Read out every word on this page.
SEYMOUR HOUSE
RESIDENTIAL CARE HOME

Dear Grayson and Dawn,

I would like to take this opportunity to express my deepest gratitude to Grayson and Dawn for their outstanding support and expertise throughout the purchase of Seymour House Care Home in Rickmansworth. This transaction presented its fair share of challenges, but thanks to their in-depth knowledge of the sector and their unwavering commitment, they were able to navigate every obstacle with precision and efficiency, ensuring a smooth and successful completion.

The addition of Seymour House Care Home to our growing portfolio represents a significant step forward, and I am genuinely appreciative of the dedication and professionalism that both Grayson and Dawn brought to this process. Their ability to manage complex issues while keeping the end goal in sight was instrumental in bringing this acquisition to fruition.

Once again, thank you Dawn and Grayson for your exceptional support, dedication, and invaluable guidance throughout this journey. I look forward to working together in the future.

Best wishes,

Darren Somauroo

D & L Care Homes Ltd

================

## Written problem
State how many lines above include the word "every", and nothing more.

## Answer to this problem
2